■ **Stored data entries**
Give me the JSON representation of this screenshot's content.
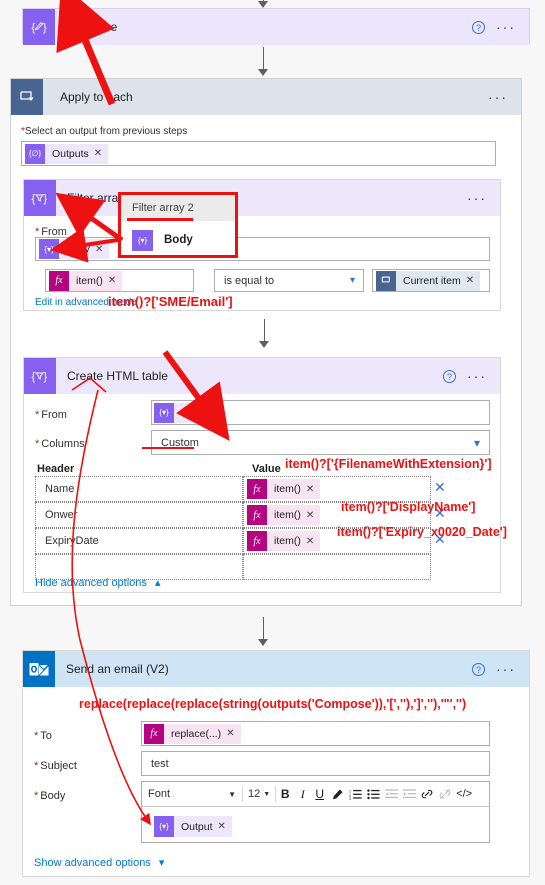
{
  "flow": {
    "steps": [
      {
        "id": "compose",
        "title": "Compose",
        "icon": "compose-braces-icon",
        "help_label": "?",
        "menu_label": "···"
      },
      {
        "id": "apply-to-each",
        "title": "Apply to each",
        "icon": "loop-icon",
        "menu_label": "···",
        "select_output_label": "Select an output from previous steps",
        "select_output_token": "Outputs"
      },
      {
        "id": "filter-array",
        "title": "Filter array",
        "icon": "filter-braces-icon",
        "menu_label": "···",
        "from_label": "From",
        "from_token": "Body",
        "condition_left_token": "item()",
        "condition_operator": "is equal to",
        "condition_right_token": "Current item",
        "advanced_link": "Edit in advanced mode"
      },
      {
        "id": "create-html-table",
        "title": "Create HTML table",
        "icon": "filter-braces-icon",
        "help_label": "?",
        "menu_label": "···",
        "from_label": "From",
        "from_token": "Body",
        "columns_label": "Columns",
        "columns_value": "Custom",
        "header_col_label": "Header",
        "value_col_label": "Value",
        "rows": [
          {
            "header": "Name",
            "value_token": "item()"
          },
          {
            "header": "Onwer",
            "value_token": "item()"
          },
          {
            "header": "ExpiryDate",
            "value_token": "item()"
          },
          {
            "header": "",
            "value_token": ""
          }
        ],
        "advanced_link": "Hide advanced options"
      },
      {
        "id": "send-an-email",
        "title": "Send an email (V2)",
        "icon": "outlook-icon",
        "help_label": "?",
        "menu_label": "···",
        "to_label": "To",
        "to_token": "replace(...)",
        "subject_label": "Subject",
        "subject_value": "test",
        "body_label": "Body",
        "body_token": "Output",
        "advanced_link": "Show advanced options",
        "toolbar": {
          "font_name": "Font",
          "font_size": "12",
          "bold": "B",
          "italic": "I",
          "underline": "U",
          "highlight": "highlighter-icon",
          "numbered_list": "numbered-list-icon",
          "bulleted_list": "bulleted-list-icon",
          "indent": "indent-icon",
          "outdent": "outdent-icon",
          "link": "link-icon",
          "unlink": "unlink-icon",
          "code": "</>"
        }
      }
    ]
  },
  "popup": {
    "title": "Filter array 2",
    "item_label": "Body",
    "item_icon": "filter-braces-icon"
  },
  "annotations": [
    {
      "id": "sme-email",
      "text": "item()?['SME/Email']"
    },
    {
      "id": "filename",
      "text": "item()?['{FilenameWithExtension}']"
    },
    {
      "id": "displayname",
      "text": "item()?['DisplayName']"
    },
    {
      "id": "expirydate",
      "text": "item()?['Expiry_x0020_Date']"
    },
    {
      "id": "replace-expression",
      "text": "replace(replace(replace(string(outputs('Compose')),'[',''),']',''),'\"','')"
    }
  ],
  "colors": {
    "annotation_red": "#ee1111",
    "purple_icon": "#8661ef",
    "loop_icon": "#486591",
    "outlook_icon": "#0072c6",
    "header_purple": "#ece7fb",
    "header_blue": "#cfe4f5",
    "link_blue": "#0078d4",
    "required_red": "#a4262c"
  }
}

■ **Requirement**
Search the lines for "text". Copy each line that has it.

■ **Response for this exercise**
      "text": "item()?['SME/Email']"
      "text": "item()?['{FilenameWithExtension}']"
      "text": "item()?['DisplayName']"
      "text": "item()?['Expiry_x0020_Date']"
      "text": "replace(replace(replace(string(outputs('Compose')),'[',''),']',''),'\"','')"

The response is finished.